# Given passage
Thursday Jan 31, 10:30
Mattheu Schaller (Leiden Observatory)
Colloquium: Baryonic effects on next-generation cosmological probes - How will we get the accuracy required?
n recent years cosmological hydro-dynamical simulations of representative volumes have reached a level of maturity where they
can be compared effectively against observational data. They can also be used to shed some lights onto galaxy formation processes
and how they affect the distribution of baryonic and dark matter. Understanding these effects are a key element required to fully
unlock the science of the next generation cosmological probes such as the Euclid mission.
In this talk, I will review some results from the EAGLE set of cosmological simulations focusing on the aspects highlighted above. I
will then discuss the challenges that lay ahead in terms of simulation complexity and how we are tackling some of them using our
new modern and open-source simulation code SWIFT.
Thursday Jan 17, 10:30
Xavier Prochaska ()
Colloquium: The Wolfe Disk: ALMA Discoveries of Distant, HI-selected Galaxies
I will review our series of successful programs to dissect the interstellar medium of distant, star-forming galaxies with the Atacama Large Millimeter Array (ALMA). In particular, I will discuss surveys of the set of HI-selected galaxies known as the damped Lya systems (DLAs). We resolve, in part, a decades-old struggle to identify the galactic counterparts of these DLAs and thereby place them firmly in the modern picture of galaxy formation. I will also highlight high spectral and spatial resolution observations of the Wolfe Disk, a z~4 galaxy with a Milky Way-like rotation curve.

# Recorded information

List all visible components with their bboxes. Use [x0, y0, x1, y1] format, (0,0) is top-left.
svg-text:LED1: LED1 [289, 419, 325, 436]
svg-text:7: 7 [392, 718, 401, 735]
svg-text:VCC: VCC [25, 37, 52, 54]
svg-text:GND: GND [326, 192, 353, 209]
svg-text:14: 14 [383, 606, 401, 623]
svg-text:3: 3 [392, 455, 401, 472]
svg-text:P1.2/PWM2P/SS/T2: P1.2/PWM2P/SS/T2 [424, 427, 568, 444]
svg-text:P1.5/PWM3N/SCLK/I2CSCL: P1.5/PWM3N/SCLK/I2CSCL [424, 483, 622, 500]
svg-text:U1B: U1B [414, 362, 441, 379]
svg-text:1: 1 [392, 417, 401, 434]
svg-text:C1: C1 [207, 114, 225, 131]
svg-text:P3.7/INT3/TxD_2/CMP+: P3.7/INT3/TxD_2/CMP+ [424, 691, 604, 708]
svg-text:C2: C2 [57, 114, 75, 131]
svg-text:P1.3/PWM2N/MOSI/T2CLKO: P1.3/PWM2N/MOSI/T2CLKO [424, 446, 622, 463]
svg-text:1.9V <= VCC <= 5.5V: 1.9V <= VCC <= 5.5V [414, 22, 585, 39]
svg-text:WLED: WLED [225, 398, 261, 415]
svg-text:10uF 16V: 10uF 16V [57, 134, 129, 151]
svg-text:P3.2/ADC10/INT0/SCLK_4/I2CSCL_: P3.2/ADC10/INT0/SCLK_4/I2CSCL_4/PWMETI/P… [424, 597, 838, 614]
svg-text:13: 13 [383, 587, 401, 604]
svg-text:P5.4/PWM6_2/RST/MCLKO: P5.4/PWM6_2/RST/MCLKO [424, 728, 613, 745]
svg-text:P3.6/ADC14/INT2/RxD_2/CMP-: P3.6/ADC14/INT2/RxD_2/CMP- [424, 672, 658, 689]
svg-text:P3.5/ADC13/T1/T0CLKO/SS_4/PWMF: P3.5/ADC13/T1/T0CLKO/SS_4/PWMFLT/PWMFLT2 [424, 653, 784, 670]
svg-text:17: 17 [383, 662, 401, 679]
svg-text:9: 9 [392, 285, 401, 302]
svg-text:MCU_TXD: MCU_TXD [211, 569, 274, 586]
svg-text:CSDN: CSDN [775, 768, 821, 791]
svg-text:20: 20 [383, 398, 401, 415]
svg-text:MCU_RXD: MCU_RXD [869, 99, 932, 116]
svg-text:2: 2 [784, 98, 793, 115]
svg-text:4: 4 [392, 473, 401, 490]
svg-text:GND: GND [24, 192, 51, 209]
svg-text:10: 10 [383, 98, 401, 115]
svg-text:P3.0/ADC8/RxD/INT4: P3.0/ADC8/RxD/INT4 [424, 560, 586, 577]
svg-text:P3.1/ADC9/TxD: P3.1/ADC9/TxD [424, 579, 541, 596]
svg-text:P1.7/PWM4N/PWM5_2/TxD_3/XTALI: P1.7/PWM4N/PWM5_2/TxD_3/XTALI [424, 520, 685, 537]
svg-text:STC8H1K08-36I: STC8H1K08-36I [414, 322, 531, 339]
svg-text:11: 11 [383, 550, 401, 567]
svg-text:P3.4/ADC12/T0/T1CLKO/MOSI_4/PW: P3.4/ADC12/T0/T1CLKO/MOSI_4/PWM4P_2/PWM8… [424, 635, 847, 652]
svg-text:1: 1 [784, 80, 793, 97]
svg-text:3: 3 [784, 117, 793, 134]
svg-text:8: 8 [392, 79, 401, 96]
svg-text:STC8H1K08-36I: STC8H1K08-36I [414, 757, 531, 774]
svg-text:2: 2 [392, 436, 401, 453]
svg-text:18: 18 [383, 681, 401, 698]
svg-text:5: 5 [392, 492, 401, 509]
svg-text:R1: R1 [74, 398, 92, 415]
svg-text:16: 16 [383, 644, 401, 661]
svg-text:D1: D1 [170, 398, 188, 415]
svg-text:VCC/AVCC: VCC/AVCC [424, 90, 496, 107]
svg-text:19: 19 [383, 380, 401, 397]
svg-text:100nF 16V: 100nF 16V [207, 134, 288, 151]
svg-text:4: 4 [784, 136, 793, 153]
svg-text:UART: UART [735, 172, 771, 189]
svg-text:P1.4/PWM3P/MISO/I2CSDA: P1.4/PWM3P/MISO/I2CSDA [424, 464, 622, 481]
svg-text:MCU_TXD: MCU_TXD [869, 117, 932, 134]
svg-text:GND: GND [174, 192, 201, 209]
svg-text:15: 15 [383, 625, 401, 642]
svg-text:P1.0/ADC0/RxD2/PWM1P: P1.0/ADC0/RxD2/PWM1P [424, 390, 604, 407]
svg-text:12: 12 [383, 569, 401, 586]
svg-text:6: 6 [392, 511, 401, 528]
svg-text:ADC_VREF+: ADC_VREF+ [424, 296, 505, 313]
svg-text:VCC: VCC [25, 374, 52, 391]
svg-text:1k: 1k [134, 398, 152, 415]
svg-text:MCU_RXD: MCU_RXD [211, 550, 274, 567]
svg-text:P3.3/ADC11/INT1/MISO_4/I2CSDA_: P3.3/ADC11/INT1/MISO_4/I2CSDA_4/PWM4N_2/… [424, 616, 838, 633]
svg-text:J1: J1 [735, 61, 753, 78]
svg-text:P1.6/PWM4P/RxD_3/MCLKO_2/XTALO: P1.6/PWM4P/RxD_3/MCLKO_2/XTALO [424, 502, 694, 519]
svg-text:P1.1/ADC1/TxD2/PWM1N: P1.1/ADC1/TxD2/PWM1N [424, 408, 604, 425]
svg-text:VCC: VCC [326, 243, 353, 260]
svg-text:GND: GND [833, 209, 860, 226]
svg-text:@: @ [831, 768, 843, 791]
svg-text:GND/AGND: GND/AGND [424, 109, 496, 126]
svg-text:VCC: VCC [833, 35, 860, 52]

# Work task
Repeat word for word everything in the colloquium listing from "Thursday Jan 17, 10:30" down to "Way-like rotation curve.".

# Answer box
Thursday Jan 17, 10:30
Xavier Prochaska ()
Colloquium: The Wolfe Disk: ALMA Discoveries of Distant, HI-selected Galaxies
I will review our series of successful programs to dissect the interstellar medium of distant, star-forming galaxies with the Atacama Large Millimeter Array (ALMA). In particular, I will discuss surveys of the set of HI-selected galaxies known as the damped Lya systems (DLAs). We resolve, in part, a decades-old struggle to identify the galactic counterparts of these DLAs and thereby place them firmly in the modern picture of galaxy formation. I will also highlight high spectral and spatial resolution observations of the Wolfe Disk, a z~4 galaxy with a Milky Way-like rotation curve.